YOUR GOAL
Output the data below word for word, from its first line through the line that contains "member-name: Ana del".

SUPPLIED ENTRIES

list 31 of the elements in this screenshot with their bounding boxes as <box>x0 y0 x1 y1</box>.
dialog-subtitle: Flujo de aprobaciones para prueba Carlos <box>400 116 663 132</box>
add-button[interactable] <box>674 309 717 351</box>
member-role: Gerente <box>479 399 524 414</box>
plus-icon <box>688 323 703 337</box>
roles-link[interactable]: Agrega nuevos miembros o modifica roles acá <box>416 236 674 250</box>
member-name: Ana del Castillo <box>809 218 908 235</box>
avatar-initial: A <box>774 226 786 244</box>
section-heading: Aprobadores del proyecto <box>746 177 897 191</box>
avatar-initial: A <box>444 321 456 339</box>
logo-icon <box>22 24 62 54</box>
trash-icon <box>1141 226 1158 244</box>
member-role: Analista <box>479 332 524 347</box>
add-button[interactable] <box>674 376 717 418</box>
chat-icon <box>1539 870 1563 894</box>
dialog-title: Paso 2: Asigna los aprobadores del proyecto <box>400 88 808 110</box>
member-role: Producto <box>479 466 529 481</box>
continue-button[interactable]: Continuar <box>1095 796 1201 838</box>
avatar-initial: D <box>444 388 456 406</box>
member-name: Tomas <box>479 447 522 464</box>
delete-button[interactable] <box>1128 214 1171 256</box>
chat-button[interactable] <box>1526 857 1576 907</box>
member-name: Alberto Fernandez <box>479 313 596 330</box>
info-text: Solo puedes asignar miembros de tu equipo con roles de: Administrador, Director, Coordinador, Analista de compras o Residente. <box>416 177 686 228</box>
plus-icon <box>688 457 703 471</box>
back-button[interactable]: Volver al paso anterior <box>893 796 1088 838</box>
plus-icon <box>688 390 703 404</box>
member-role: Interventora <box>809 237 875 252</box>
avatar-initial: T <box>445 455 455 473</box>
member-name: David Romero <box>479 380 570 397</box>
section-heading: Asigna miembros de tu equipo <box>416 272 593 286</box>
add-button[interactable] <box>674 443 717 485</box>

EXPECTED ANSWER
list 31 of the elements in this screenshot with their bounding boxes as <box>x0 y0 x1 y1</box>.
dialog-subtitle: Flujo de aprobaciones para prueba Carlos <box>400 116 663 132</box>
add-button[interactable] <box>674 309 717 351</box>
member-role: Gerente <box>479 399 524 414</box>
plus-icon <box>688 323 703 337</box>
roles-link[interactable]: Agrega nuevos miembros o modifica roles acá <box>416 236 674 250</box>
member-name: Ana del Castillo <box>809 218 908 235</box>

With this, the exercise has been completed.